- _Records to use_
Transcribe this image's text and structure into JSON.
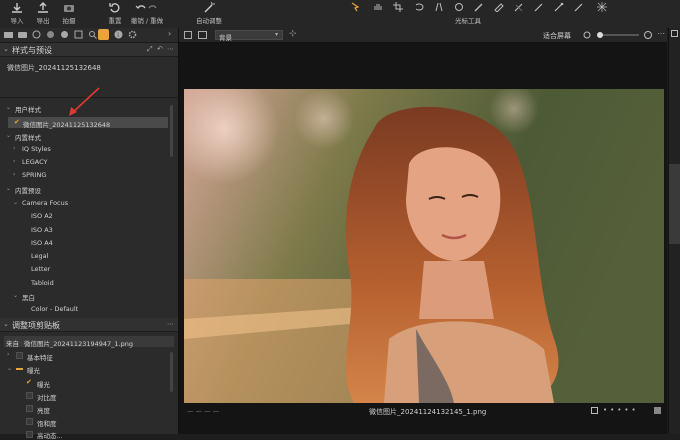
{
  "toolbar": {
    "import": "导入",
    "export": "导出",
    "capture": "拍摄",
    "reset": "重置",
    "undo_redo": "撤销 / 重做",
    "auto_adjust": "自动调整",
    "cursor_tools": "光标工具"
  },
  "styles_panel": {
    "title": "样式与预设",
    "current_style": "微信图片_20241125132648",
    "tree": {
      "user_styles": "用户样式",
      "user_style_item": "微信图片_20241125132648",
      "builtin_styles": "内置样式",
      "iq_styles": "IQ Styles",
      "legacy": "LEGACY",
      "spring": "SPRING",
      "builtin_presets": "内置预设",
      "camera_focus": "Camera Focus",
      "iso_a2": "ISO A2",
      "iso_a3": "ISO A3",
      "iso_a4": "ISO A4",
      "legal": "Legal",
      "letter": "Letter",
      "tabloid": "Tabloid",
      "bw": "黑白",
      "color_default": "Color - Default"
    }
  },
  "clipboard_panel": {
    "title": "调整项剪贴板",
    "source_label": "来自",
    "source_file": "微信图片_20241123194947_1.png",
    "items": {
      "basic": "基本特征",
      "exposure_group": "曝光",
      "exposure": "曝光",
      "contrast": "对比度",
      "brightness": "亮度",
      "saturation": "饱和度",
      "more": "高动态..."
    }
  },
  "viewer": {
    "background_select": "背景",
    "fit_label": "适合屏幕",
    "filename": "微信图片_20241124132145_1.png",
    "nav_dashes": "—   —   —   —"
  },
  "colors": {
    "accent": "#e8a33a",
    "annotation_arrow": "#e03a2f",
    "selected_row": "#4a4a4a"
  }
}
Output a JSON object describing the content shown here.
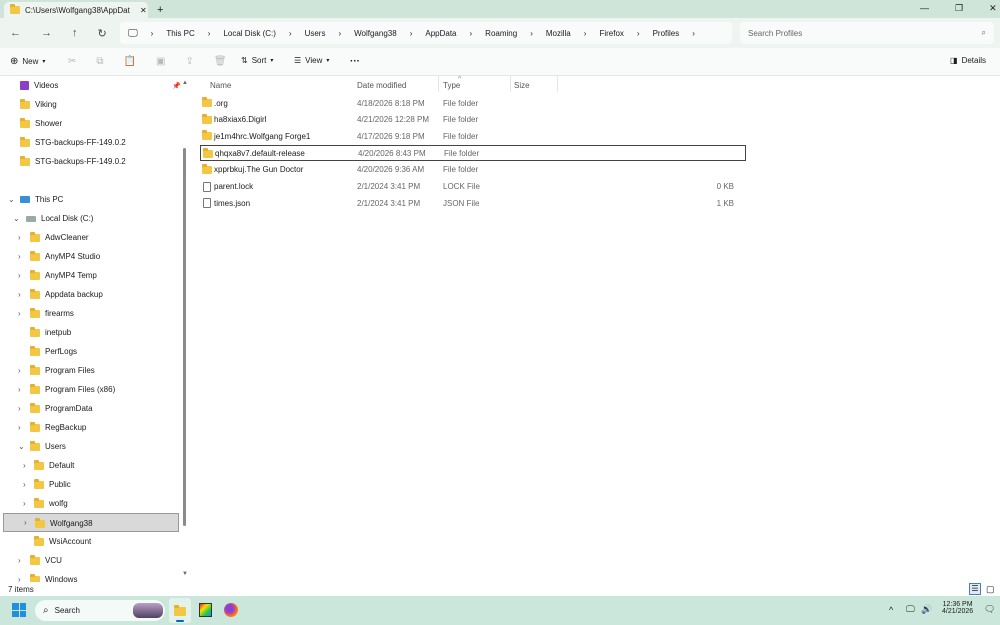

- _To do_
Search the material above for "JSON". Pull out each line where it shows up.

- _Solution to the exercise_
Transcribe this image's text and structure into JSON.
Output a JSON object describing the content shown here.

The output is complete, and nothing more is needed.